>> start DATA ROWS

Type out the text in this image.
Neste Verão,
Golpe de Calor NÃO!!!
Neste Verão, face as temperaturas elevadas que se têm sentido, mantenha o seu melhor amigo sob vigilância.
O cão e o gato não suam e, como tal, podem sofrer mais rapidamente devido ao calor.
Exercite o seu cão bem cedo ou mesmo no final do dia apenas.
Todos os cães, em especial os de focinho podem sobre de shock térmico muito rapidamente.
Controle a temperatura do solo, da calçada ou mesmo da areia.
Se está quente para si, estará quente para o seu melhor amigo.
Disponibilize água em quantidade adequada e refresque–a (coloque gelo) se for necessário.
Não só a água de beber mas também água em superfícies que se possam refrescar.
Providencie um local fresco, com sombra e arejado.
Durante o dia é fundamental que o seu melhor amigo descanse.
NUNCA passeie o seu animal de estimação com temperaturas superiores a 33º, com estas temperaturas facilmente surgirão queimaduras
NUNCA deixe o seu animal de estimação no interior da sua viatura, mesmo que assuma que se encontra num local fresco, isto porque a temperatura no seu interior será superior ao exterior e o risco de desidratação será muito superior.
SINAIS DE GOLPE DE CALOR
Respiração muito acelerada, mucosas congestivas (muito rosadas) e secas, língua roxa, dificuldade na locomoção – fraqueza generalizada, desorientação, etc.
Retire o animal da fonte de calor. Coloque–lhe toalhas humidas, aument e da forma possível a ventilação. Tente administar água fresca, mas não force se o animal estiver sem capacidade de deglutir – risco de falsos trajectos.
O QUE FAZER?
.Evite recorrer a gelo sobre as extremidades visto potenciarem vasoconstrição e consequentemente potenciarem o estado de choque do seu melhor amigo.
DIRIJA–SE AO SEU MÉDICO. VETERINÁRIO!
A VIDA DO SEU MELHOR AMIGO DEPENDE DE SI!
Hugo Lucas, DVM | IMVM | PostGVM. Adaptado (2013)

>> end DATA ROWS

EXERCISE TASK — Extract each line holding the string "local".

ANSWER TO THIS EXERCISE —
Providencie um local fresco, com sombra e arejado.
NUNCA deixe o seu animal de estimação no interior da sua viatura, mesmo que assuma que se encontra num local fresco, isto porque a temperatura no seu interior será superior ao exterior e o risco de desidratação será muito superior.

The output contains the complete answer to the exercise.